:: Work instructions ::
Nothing in the records may be left out or altered; reproduce them all exactly.

++++ Record set

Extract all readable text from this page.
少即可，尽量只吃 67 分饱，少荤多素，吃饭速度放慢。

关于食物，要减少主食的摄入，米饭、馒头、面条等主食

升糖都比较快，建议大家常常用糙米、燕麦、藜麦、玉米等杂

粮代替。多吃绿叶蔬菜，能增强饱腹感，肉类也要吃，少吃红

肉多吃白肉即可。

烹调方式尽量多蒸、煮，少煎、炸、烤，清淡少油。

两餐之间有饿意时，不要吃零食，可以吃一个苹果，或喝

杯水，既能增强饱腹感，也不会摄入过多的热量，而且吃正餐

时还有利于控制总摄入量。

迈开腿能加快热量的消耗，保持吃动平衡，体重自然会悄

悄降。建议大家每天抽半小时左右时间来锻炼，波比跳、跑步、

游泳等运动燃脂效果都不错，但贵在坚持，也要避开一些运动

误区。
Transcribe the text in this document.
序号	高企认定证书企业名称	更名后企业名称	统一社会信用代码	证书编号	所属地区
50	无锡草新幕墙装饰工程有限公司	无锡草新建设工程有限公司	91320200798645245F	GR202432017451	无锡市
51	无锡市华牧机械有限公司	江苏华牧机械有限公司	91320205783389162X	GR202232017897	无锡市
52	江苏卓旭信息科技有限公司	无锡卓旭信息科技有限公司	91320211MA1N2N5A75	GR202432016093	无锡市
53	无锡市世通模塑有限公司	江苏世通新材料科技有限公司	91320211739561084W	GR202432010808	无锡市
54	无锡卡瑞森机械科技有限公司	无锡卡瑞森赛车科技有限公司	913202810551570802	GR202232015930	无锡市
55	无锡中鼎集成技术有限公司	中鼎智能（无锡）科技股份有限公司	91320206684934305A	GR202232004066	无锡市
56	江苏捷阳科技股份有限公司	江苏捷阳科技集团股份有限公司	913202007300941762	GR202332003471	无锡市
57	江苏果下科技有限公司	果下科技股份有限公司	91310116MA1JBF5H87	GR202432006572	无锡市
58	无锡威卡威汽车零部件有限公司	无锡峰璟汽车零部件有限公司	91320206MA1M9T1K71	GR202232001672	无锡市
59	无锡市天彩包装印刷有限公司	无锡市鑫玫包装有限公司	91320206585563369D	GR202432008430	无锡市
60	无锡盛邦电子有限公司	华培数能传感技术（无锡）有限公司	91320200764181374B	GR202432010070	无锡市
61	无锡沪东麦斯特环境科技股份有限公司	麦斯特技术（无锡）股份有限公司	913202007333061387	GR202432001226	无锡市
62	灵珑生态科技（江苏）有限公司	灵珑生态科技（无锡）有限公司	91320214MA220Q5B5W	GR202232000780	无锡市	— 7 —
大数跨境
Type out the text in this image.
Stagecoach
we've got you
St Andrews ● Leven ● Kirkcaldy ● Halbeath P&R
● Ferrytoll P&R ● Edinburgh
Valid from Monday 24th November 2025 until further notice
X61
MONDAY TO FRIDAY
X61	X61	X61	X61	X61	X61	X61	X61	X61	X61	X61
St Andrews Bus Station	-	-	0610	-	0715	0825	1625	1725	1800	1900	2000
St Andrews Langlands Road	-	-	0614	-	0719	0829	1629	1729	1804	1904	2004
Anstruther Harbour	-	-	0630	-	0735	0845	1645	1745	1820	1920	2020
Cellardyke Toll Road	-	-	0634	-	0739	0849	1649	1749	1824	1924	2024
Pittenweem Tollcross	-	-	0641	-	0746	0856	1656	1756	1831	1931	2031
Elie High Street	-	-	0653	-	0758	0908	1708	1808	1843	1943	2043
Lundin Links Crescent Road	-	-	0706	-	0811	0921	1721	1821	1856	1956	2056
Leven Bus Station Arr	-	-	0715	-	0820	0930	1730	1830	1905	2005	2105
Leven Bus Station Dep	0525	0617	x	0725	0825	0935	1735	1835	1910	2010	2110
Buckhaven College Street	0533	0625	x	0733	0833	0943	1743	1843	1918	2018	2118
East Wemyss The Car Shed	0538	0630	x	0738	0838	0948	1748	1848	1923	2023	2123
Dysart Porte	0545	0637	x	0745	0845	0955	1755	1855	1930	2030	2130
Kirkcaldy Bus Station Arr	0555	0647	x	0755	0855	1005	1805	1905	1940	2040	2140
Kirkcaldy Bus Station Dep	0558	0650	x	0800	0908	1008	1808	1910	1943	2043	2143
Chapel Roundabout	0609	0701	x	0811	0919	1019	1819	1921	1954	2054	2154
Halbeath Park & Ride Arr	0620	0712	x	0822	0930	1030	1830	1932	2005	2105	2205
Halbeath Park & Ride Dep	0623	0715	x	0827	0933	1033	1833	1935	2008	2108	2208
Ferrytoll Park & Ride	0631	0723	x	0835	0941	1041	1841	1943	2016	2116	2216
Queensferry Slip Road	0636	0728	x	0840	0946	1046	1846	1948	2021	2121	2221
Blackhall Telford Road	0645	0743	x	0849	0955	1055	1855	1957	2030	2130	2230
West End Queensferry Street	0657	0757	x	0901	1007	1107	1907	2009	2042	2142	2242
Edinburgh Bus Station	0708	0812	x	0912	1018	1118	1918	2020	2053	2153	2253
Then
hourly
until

++++++++

:: Task response ::
Extract all readable text from this page.
少即可，尽量只吃 67 分饱，少荤多素，吃饭速度放慢。

关于食物，要减少主食的摄入，米饭、馒头、面条等主食

升糖都比较快，建议大家常常用糙米、燕麦、藜麦、玉米等杂

粮代替。多吃绿叶蔬菜，能增强饱腹感，肉类也要吃，少吃红

肉多吃白肉即可。

烹调方式尽量多蒸、煮，少煎、炸、烤，清淡少油。

两餐之间有饿意时，不要吃零食，可以吃一个苹果，或喝

杯水，既能增强饱腹感，也不会摄入过多的热量，而且吃正餐

时还有利于控制总摄入量。

迈开腿能加快热量的消耗，保持吃动平衡，体重自然会悄

悄降。建议大家每天抽半小时左右时间来锻炼，波比跳、跑步、

游泳等运动燃脂效果都不错，但贵在坚持，也要避开一些运动

误区。
Transcribe the text in this document.
序号	高企认定证书企业名称	更名后企业名称	统一社会信用代码	证书编号	所属地区
50	无锡草新幕墙装饰工程有限公司	无锡草新建设工程有限公司	91320200798645245F	GR202432017451	无锡市
51	无锡市华牧机械有限公司	江苏华牧机械有限公司	91320205783389162X	GR202232017897	无锡市
52	江苏卓旭信息科技有限公司	无锡卓旭信息科技有限公司	91320211MA1N2N5A75	GR202432016093	无锡市
53	无锡市世通模塑有限公司	江苏世通新材料科技有限公司	91320211739561084W	GR202432010808	无锡市
54	无锡卡瑞森机械科技有限公司	无锡卡瑞森赛车科技有限公司	913202810551570802	GR202232015930	无锡市
55	无锡中鼎集成技术有限公司	中鼎智能（无锡）科技股份有限公司	91320206684934305A	GR202232004066	无锡市
56	江苏捷阳科技股份有限公司	江苏捷阳科技集团股份有限公司	913202007300941762	GR202332003471	无锡市
57	江苏果下科技有限公司	果下科技股份有限公司	91310116MA1JBF5H87	GR202432006572	无锡市
58	无锡威卡威汽车零部件有限公司	无锡峰璟汽车零部件有限公司	91320206MA1M9T1K71	GR202232001672	无锡市
59	无锡市天彩包装印刷有限公司	无锡市鑫玫包装有限公司	91320206585563369D	GR202432008430	无锡市
60	无锡盛邦电子有限公司	华培数能传感技术（无锡）有限公司	91320200764181374B	GR202432010070	无锡市
61	无锡沪东麦斯特环境科技股份有限公司	麦斯特技术（无锡）股份有限公司	913202007333061387	GR202432001226	无锡市
62	灵珑生态科技（江苏）有限公司	灵珑生态科技（无锡）有限公司	91320214MA220Q5B5W	GR202232000780	无锡市	— 7 —
大数跨境
Type out the text in this image.
Stagecoach
we've got you
St Andrews ● Leven ● Kirkcaldy ● Halbeath P&R
● Ferrytoll P&R ● Edinburgh
Valid from Monday 24th November 2025 until further notice
X61
MONDAY TO FRIDAY
X61	X61	X61	X61	X61	X61	X61	X61	X61	X61	X61
St Andrews Bus Station	-	-	0610	-	0715	0825	1625	1725	1800	1900	2000
St Andrews Langlands Road	-	-	0614	-	0719	0829	1629	1729	1804	1904	2004
Anstruther Harbour	-	-	0630	-	0735	0845	1645	1745	1820	1920	2020
Cellardyke Toll Road	-	-	0634	-	0739	0849	1649	1749	1824	1924	2024
Pittenweem Tollcross	-	-	0641	-	0746	0856	1656	1756	1831	1931	2031
Elie High Street	-	-	0653	-	0758	0908	1708	1808	1843	1943	2043
Lundin Links Crescent Road	-	-	0706	-	0811	0921	1721	1821	1856	1956	2056
Leven Bus Station Arr	-	-	0715	-	0820	0930	1730	1830	1905	2005	2105
Leven Bus Station Dep	0525	0617	x	0725	0825	0935	1735	1835	1910	2010	2110
Buckhaven College Street	0533	0625	x	0733	0833	0943	1743	1843	1918	2018	2118
East Wemyss The Car Shed	0538	0630	x	0738	0838	0948	1748	1848	1923	2023	2123
Dysart Porte	0545	0637	x	0745	0845	0955	1755	1855	1930	2030	2130
Kirkcaldy Bus Station Arr	0555	0647	x	0755	0855	1005	1805	1905	1940	2040	2140
Kirkcaldy Bus Station Dep	0558	0650	x	0800	0908	1008	1808	1910	1943	2043	2143
Chapel Roundabout	0609	0701	x	0811	0919	1019	1819	1921	1954	2054	2154
Halbeath Park & Ride Arr	0620	0712	x	0822	0930	1030	1830	1932	2005	2105	2205
Halbeath Park & Ride Dep	0623	0715	x	0827	0933	1033	1833	1935	2008	2108	2208
Ferrytoll Park & Ride	0631	0723	x	0835	0941	1041	1841	1943	2016	2116	2216
Queensferry Slip Road	0636	0728	x	0840	0946	1046	1846	1948	2021	2121	2221
Blackhall Telford Road	0645	0743	x	0849	0955	1055	1855	1957	2030	2130	2230
West End Queensferry Street	0657	0757	x	0901	1007	1107	1907	2009	2042	2142	2242
Edinburgh Bus Station	0708	0812	x	0912	1018	1118	1918	2020	2053	2153	2253
Then
hourly
until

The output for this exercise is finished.